TASK STATEMENT:
Every line of the entries with the word "santé" in it should be shown.

[Dataset items]
Segment Open
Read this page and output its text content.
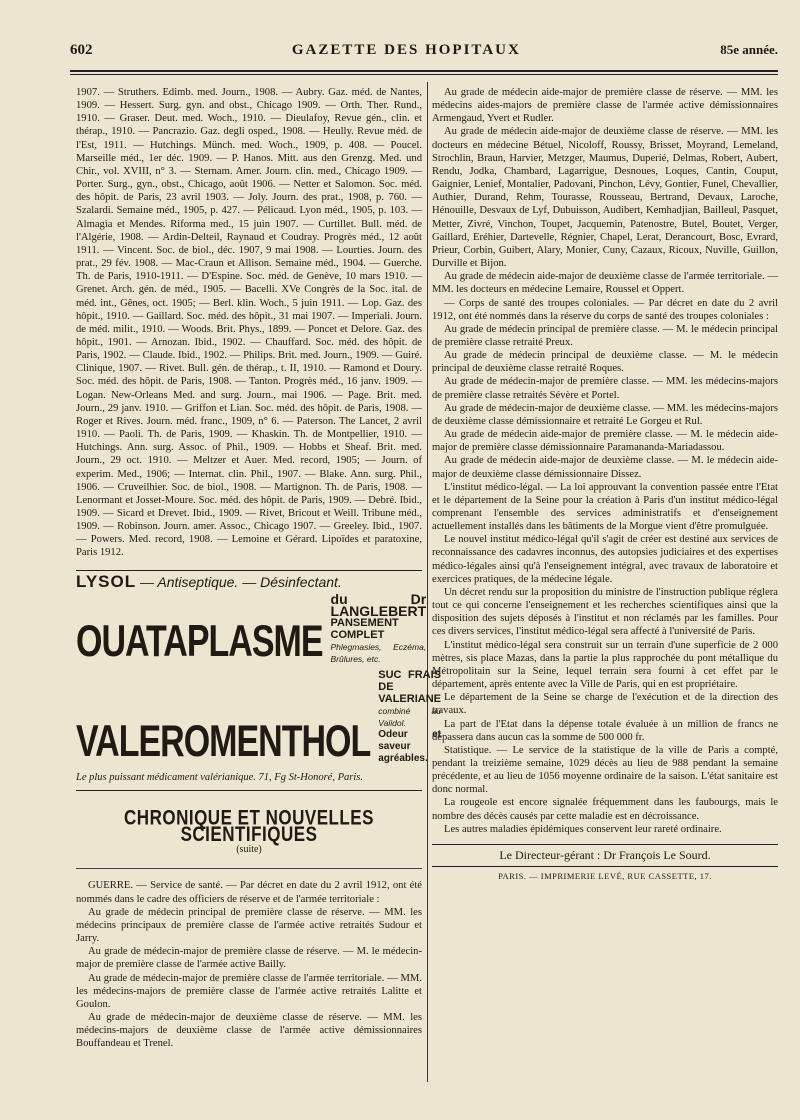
602	GAZETTE DES HOPITAUX	85e année.

1907. — Struthers. Edimb. med. Journ., 1908. — Aubry. Gaz. méd. de Nantes, 1909. — Hessert. Surg. gyn. and obst., Chicago 1909. — Orth. Ther. Rund., 1910. — Graser. Deut. med. Woch., 1910. — Dieulafoy, Revue gén., clin. et thérap., 1910. — Pancrazio. Gaz. degli osped., 1908. — Heully. Revue méd. de l'Est, 1911. — Hutchings. Münch. med. Woch., 1909, p. 408. — Poucel. Marseille méd., 1er déc. 1909. — P. Hanos. Mitt. aus den Grenzg. Med. und Chir., vol. XVIII, n° 3. — Sternam. Amer. Journ. clin. med., Chicago 1909. — Porter. Surg., gyn., obst., Chicago, août 1906. — Netter et Salomon. Soc. méd. des hôpit. de Paris, 23 avril 1903. — Joly. Journ. des prat., 1908, p. 760. — Szalardi. Semaine méd., 1905, p. 427. — Pélicaud. Lyon méd., 1905, p. 103. — Almagia et Mendes. Riforma med., 15 juin 1907. — Curtillet. Bull. méd. de l'Algérie, 1908. — Ardin-Delteil, Raynaud et Coudray. Progrès méd., 12 août 1911. — Vincent. Soc. de biol., déc. 1907, 9 mai 1908. — Lourties. Journ. des prat., 29 fév. 1908. — Mac-Craun et Allison. Semaine méd., 1904. — Guerche. Th. de Paris, 1910-1911. — D'Espine. Soc. méd. de Genève, 10 mars 1910. — Grenet. Arch. gén. de méd., 1905. — Bacelli. XVe Congrès de la Soc. ital. de méd. int., Gênes, oct. 1905; — Berl. klin. Woch., 5 juin 1911. — Lop. Gaz. des hôpit., 1910. — Gaillard. Soc. méd. des hôpit., 31 mai 1907. — Imperiali. Journ. de méd. milit., 1910. — Woods. Brit. Phys., 1899. — Poncet et Delore. Gaz. des hôpit., 1901. — Arnozan. Ibid., 1902. — Chauffard. Soc. méd. des hôpit. de Paris, 1902. — Claude. Ibid., 1902. — Philips. Brit. med. Journ., 1909. — Guiré. Clinique, 1907. — Rivet. Bull. gén. de thérap., t. II, 1910. — Ramond et Doury. Soc. méd. des hôpit. de Paris, 1908. — Tanton. Progrès méd., 16 janv. 1909. — Logan. New-Orleans Med. and surg. Journ., mai 1906. — Page. Brit. med. Journ., 29 janv. 1910. — Griffon et Lian. Soc. méd. des hôpit. de Paris, 1908. — Roger et Rives. Journ. méd. franc., 1909, n° 6. — Paterson. The Lancet, 2 avril 1910. — Paoli. Th. de Paris, 1909. — Khaskin. Th. de Montpellier, 1910. — Hutchings. Ann. surg. Assoc. of Phil., 1909. — Hobbs et Sheaf. Brit. med. Journ., 29 oct. 1910. — Meltzer et Auer. Med. record, 1905; — Journ. of experim. Med., 1906; — Internat. clin. Phil., 1907. — Blake. Ann. surg. Phil., 1906. — Cruveilhier. Soc. de biol., 1908. — Martignon. Th. de Paris, 1908. — Lenormant et Josset-Moure. Soc. méd. des hôpit. de Paris, 1909. — Debré. Ibid., 1909. — Sicard et Drevet. Ibid., 1909. — Rivet, Bricout et Weill. Tribune méd., 1909. — Robinson. Journ. amer. Assoc., Chicago 1907. — Greeley. Ibid., 1907. — Powers. Med. record, 1908. — Lemoine et Gérard. Lipoïdes et paratoxine, Paris 1912.

LYSOL — Antiseptique. — Désinfectant.
OUATAPLASME
du Dr LANGLEBERT
PANSEMENT COMPLET
Phlegmasies, Eczéma, Brûlures, etc.
VALEROMENTHOL
SUC FRAIS DE VALERIANE
combiné au Validol.
Odeur et saveur agréables.
Le plus puissant médicament valérianique. 71, Fg St-Honoré, Paris.
CHRONIQUE ET NOUVELLES SCIENTIFIQUES
(suite)

GUERRE. — Service de santé. — Par décret en date du 2 avril 1912, ont été nommés dans le cadre des officiers de réserve et de l'armée territoriale :

Au grade de médecin principal de première classe de réserve. — MM. les médecins principaux de première classe de l'armée active retraités Sudour et Jarry.

Au grade de médecin-major de première classe de réserve. — M. le médecin-major de première classe de l'armée active Bailly.

Au grade de médecin-major de première classe de l'armée territoriale. — MM. les médecins-majors de première classe de l'armée active retraités Lalitte et Goulon.

Au grade de médecin-major de deuxième classe de réserve. — MM. les médecins-majors de deuxième classe de l'armée active démissionnaires Bouffandeau et Trenel.

Au grade de médecin aide-major de première classe de réserve. — MM. les médecins aides-majors de première classe de l'armée active démissionnaires Armengaud, Yvert et Rudler.

Au grade de médecin aide-major de deuxième classe de réserve. — MM. les docteurs en médecine Bétuel, Nicoloff, Roussy, Brisset, Moyrand, Lemeland, Strochlin, Braun, Harvier, Metzger, Maumus, Duperié, Delmas, Robert, Aubert, Rendu, Jodka, Chambard, Lagarrigue, Desnoues, Loques, Cantin, Couput, Gaignier, Lenief, Montalier, Padovani, Pinchon, Lévy, Gontier, Funel, Chevallier, Authier, Durand, Rehm, Tourasse, Rousseau, Bertrand, Devaux, Laroche, Hénouille, Desvaux de Lyf, Dubuisson, Audibert, Kemhadjian, Bailleul, Pasquet, Metter, Zivré, Vinchon, Toupet, Jacquemin, Patenostre, Butel, Boutet, Verger, Gaillard, Eréhier, Dartevelle, Régnier, Chapel, Lerat, Derancourt, Bosc, Evrard, Prieur, Corbin, Guibert, Alary, Monier, Cuny, Cazaux, Ricoux, Nuville, Guillon, Durville et Bijon.

Au grade de médecin aide-major de deuxième classe de l'armée territoriale. — MM. les docteurs en médecine Lemaire, Roussel et Oppert.

— Corps de santé des troupes coloniales. — Par décret en date du 2 avril 1912, ont été nommés dans la réserve du corps de santé des troupes coloniales :

Au grade de médecin principal de première classe. — M. le médecin principal de première classe retraité Preux.

Au grade de médecin principal de deuxième classe. — M. le médecin principal de deuxième classe retraité Roques.

Au grade de médecin-major de première classe. — MM. les médecins-majors de première classe retraités Sévère et Portel.

Au grade de médecin-major de deuxième classe. — MM. les médecins-majors de deuxième classe démissionnaire et retraité Le Gorgeu et Rul.

Au grade de médecin aide-major de première classe. — M. le médecin aide-major de première classe démissionnaire Paramananda-Mariadassou.

Au grade de médecin aide-major de deuxième classe. — M. le médecin aide-major de deuxième classe démissionnaire Dissez.

L'institut médico-légal. — La loi approuvant la convention passée entre l'Etat et le département de la Seine pour la création à Paris d'un institut médico-légal comprenant l'ensemble des services administratifs et d'enseignement actuellement installés dans les bâtiments de la Morgue vient d'être promulguée.

Le nouvel institut médico-légal qu'il s'agit de créer est destiné aux services de reconnaissance des cadavres inconnus, des autopsies judiciaires et des expertises médico-légales ainsi qu'à l'enseignement intégral, avec travaux de laboratoire et exercices pratiques, de la médecine légale.

Un décret rendu sur la proposition du ministre de l'instruction publique réglera tout ce qui concerne l'enseignement et les recherches scientifiques ainsi que la disposition des sujets déposés à l'institut et non réclamés par les familles. Pour ces divers services, l'institut médico-légal sera affecté à l'université de Paris.

L'institut médico-légal sera construit sur un terrain d'une superficie de 2 000 mètres, sis place Mazas, dans la partie la plus rapprochée du pont métallique du Métropolitain sur la Seine, lequel terrain sera fourni à cet effet par le département, après entente avec la Ville de Paris, qui en est propriétaire.

Le département de la Seine se charge de l'exécution et de la direction des travaux.

La part de l'Etat dans la dépense totale évaluée à un million de francs ne dépassera dans aucun cas la somme de 500 000 fr.

Statistique. — Le service de la statistique de la ville de Paris a compté, pendant la treizième semaine, 1029 décès au lieu de 988 pendant la semaine précédente, et au lieu de 1056 moyenne ordinaire de la saison. L'état sanitaire est donc normal.

La rougeole est encore signalée fréquemment dans les faubourgs, mais le nombre des décès causés par cette maladie est en décroissance.

Les autres maladies épidémiques conservent leur rareté ordinaire.

Le Directeur-gérant : Dr François Le Sourd.
PARIS. — IMPRIMERIE LEVÉ, RUE CASSETTE, 17.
Segment Closed
SOLVED EXERCISE:
GUERRE. — Service de santé. — Par décret en date du 2 avril 1912, ont été nommés dans le cadre des officiers de réserve et de l'armée territoriale :
— Corps de santé des troupes coloniales. — Par décret en date du 2 avril 1912, ont été nommés dans la réserve du corps de santé des troupes coloniales :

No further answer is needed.